** START OF DATA FOR THE TASK **
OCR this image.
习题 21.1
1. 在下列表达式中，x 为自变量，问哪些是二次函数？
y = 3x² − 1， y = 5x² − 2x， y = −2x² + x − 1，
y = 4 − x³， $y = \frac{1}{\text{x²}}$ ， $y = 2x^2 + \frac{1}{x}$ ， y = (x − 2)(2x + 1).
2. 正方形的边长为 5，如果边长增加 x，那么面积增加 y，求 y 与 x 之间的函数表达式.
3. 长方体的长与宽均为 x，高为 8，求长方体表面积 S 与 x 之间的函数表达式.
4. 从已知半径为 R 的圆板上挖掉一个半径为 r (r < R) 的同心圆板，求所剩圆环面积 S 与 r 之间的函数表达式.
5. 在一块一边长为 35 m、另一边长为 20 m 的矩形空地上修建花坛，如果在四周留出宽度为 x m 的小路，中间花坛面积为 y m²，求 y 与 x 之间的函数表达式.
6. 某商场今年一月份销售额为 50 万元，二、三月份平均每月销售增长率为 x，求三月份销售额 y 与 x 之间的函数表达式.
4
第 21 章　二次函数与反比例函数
** END OF DATA FOR THE TASK **
Repeat the preceding lines exactly, please, every one of them.

• **SOLUTION BELOW**
OCR this image.
习题 21.1
1. 在下列表达式中，x 为自变量，问哪些是二次函数？
y = 3x² − 1， y = 5x² − 2x， y = −2x² + x − 1，
y = 4 − x³， $y = \frac{1}{\text{x²}}$ ， $y = 2x^2 + \frac{1}{x}$ ， y = (x − 2)(2x + 1).
2. 正方形的边长为 5，如果边长增加 x，那么面积增加 y，求 y 与 x 之间的函数表达式.
3. 长方体的长与宽均为 x，高为 8，求长方体表面积 S 与 x 之间的函数表达式.
4. 从已知半径为 R 的圆板上挖掉一个半径为 r (r < R) 的同心圆板，求所剩圆环面积 S 与 r 之间的函数表达式.
5. 在一块一边长为 35 m、另一边长为 20 m 的矩形空地上修建花坛，如果在四周留出宽度为 x m 的小路，中间花坛面积为 y m²，求 y 与 x 之间的函数表达式.
6. 某商场今年一月份销售额为 50 万元，二、三月份平均每月销售增长率为 x，求三月份销售额 y 与 x 之间的函数表达式.
4
第 21 章　二次函数与反比例函数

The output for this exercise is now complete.